Passage to read:
-----

St David's College was founded in Lampeter in 1822 by Thomas Burgess, Bishop of St David's, to provide training for those wishing to join the Anglican priesthood. It was the first institution of higher education in Wales and the fourth oldest in England and Wales after Oxford, Cambridge, and Northampton. In 1852 it was granted a charter to award the Bachelor of Divinity (BD) degree, and in 1865 another charter enabled it to confer BA degrees in liberal arts. Its central building, based on an Oxbridge-style quadrangle, was designed by Charles Robert Cockerell.

In 1971, it became a constituent part of the University of Wales as St David's University College and was renamed the University of Wales, Lampeter, in 1996. In 2008, the Lampeter institution's original charter was used to reform higher education in West Wales with the integration of Trinity College Carmarthen, further education colleges in Cardigan and Llanelli, and the technical college known as Swansea Metropolitan into the University of Wales Trinity Saint David.

-----

Work order 1:
Do these statements agree with the passage on St David's College? Answer yes or no for each, and quote the words from the passage that decide it.
(a) Thomas Burgess founded the college in 1822.
(b) The college received a charter to award BA degrees in 1852.
(c) The institution was renamed the University of Wales, Lampeter, in 1971.
Work order 2:
Answer these questions from the passage on St David's College:
(a) Who designed the college's central building?
(b) In what year did the college become a constituent part of the University of Wales?
(c) Which college in Carmarthen was integrated into the University of Wales Trinity Saint David?
Work order 3: What might come next in the passage on St David's College? Continue it from its last sentence.

[Stored records]
-----

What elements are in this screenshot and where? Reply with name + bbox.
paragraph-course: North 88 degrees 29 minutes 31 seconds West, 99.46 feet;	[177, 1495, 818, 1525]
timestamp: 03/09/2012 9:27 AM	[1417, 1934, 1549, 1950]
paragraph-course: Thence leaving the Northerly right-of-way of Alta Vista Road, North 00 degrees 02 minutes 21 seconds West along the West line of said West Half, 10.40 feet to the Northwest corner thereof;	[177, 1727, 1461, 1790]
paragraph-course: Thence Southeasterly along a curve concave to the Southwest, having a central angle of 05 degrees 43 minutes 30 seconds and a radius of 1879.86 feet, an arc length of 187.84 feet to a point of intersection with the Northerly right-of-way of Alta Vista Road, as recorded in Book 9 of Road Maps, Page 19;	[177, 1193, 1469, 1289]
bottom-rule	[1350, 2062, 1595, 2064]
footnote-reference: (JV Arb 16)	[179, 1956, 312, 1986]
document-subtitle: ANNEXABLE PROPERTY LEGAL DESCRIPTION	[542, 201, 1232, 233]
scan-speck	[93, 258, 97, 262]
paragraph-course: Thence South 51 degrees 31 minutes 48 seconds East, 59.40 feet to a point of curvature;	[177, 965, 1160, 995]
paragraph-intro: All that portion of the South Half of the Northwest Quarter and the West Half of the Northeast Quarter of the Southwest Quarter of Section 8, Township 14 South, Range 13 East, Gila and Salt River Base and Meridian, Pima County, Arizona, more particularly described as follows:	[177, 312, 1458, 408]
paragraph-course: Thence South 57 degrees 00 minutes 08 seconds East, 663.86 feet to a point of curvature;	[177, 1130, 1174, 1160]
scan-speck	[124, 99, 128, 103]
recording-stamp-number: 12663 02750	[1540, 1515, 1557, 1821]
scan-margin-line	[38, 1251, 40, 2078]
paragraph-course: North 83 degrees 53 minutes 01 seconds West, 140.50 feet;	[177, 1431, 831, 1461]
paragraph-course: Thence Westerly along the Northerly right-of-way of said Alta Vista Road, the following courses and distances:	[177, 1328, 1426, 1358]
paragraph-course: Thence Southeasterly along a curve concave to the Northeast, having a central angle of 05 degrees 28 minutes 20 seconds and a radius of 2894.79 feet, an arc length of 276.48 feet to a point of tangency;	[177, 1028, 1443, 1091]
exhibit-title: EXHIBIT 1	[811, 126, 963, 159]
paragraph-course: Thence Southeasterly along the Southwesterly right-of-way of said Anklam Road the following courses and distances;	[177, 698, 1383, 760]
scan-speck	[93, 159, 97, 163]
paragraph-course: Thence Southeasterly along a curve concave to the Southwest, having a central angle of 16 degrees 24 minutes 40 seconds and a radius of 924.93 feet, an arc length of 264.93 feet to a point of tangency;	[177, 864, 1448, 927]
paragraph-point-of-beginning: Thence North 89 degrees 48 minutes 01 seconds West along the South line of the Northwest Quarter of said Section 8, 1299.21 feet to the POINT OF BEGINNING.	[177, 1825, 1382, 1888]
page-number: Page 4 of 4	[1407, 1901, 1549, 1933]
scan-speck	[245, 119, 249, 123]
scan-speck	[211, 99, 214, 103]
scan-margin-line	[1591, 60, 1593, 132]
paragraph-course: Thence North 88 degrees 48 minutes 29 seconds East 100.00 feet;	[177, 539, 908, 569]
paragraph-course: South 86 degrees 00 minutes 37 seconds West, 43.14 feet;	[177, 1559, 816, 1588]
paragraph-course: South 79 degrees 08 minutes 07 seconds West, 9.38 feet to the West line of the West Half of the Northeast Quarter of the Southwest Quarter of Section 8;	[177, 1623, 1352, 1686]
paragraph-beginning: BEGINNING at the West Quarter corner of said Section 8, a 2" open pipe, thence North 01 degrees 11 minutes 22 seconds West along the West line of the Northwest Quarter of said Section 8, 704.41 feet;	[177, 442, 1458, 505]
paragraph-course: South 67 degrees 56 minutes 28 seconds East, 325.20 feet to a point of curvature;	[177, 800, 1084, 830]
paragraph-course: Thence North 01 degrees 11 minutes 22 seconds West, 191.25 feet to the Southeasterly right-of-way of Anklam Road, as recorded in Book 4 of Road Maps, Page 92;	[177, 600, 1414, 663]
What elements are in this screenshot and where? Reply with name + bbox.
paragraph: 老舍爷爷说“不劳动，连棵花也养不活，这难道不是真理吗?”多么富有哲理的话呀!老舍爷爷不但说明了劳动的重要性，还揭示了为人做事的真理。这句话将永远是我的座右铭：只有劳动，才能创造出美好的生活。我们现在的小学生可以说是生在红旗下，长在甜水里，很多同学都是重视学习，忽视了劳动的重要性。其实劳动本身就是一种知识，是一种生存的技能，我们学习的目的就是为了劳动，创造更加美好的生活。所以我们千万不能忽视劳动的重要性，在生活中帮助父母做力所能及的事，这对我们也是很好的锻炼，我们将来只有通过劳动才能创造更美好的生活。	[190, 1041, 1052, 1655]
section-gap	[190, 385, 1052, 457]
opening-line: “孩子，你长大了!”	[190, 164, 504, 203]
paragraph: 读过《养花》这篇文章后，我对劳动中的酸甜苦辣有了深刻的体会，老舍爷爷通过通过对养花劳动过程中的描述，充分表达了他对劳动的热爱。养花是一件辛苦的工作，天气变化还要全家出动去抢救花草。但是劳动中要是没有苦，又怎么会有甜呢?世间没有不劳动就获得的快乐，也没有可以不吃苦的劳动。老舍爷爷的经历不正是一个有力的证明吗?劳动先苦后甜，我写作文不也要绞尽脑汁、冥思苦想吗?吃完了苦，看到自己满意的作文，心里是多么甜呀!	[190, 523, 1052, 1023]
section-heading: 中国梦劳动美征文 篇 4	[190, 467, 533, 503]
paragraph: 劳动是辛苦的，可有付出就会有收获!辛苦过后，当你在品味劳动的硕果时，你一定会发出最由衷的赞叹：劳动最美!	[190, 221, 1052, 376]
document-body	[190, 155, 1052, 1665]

-----

Exercise result 1:
(a) Yes: "founded in Lampeter in 1822 by Thomas Burgess"
(b) No: "In 1852 it was granted a charter to award the Bachelor of Divinity (BD) degree"
(c) No: "renamed the University of Wales, Lampeter, in 1996"

Exercise result 2:
(a) Charles Robert Cockerell
(b) 1971
(c) Trinity College Carmarthen

Exercise result 3:
In January 2025 Trinity St David finalised plans to stop using the Lampeter campus for university teaching and relocate its courses, staff and students to Carmarthen.

The university's Rugby Union team was the first in Wales. It was formed in the 1850s by Rowland Williams who introduced the game from Cambridge.

==Governance==
There are two tiers of local government covering Lampeter, at community (town) and county level: Lampeter Town Council (Cyngor Tref Llanbedr Pont Steffan) and Ceredigion County Council (Cyngor Sir Ceredigion). The town council meets at the Creuddyn Building on Pontfaen Road.

===Administrative history===
Lampeter was an ancient parish, which included rural areas as well as the town itself. The town was administered as a borough from at least the time of Edward II (reigned 1307–1327). A government survey of boroughs in 1835 found that the borough corporation had very few powers. The borough was therefore left unreformed when the Municipal Corporations Act 1835 reformed most ancient boroughs across the country into municipal boroughs.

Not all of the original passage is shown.